**Instruções do exercício:**
Enumere todas as medidas que, segundo o texto sobre a crise de 2008, os governos das nações desenvolvidas estão adotando.

**Página:**
____

O desenvolvimento da atual crise aponta para o seu contínuo aprofundamento. Tudo indica que a crise de 2008 não é conjuntural, nem deriva de falhas pontuais do mercado. Ela deve ser relativamente duradoura, e suas principais causas residem no próprio modo de operação do padrão de acumulação capitalista efetivado a partir da contra-revolução neoliberal de 1979-1980.

 

Salvo raras exceções, o mundo todo deve entrar em um período de forte recessão econômica. As conseqüências e a profundidade desta crise, contudo, só não serão maiores porque governos das principais potências mundiais estão injetando uma fabulosa soma financeira nas suas economias. Basicamente, os governos das nações desenvolvidas estão comprando ações, ativos e dívidas das instituições financeiras, garantindo depósitos bancários dos clientes das instituições e provendo liquidez para os empréstimos interbancários.

____

**Dados de origem:**
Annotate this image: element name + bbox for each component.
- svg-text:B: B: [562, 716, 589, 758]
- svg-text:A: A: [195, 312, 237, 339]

____

**Resposta:**
- Comprar ações, ativos e dívidas das instituições financeiras
- Garantir os depósitos bancários dos clientes dessas instituições
- Prover liquidez para os empréstimos interbancários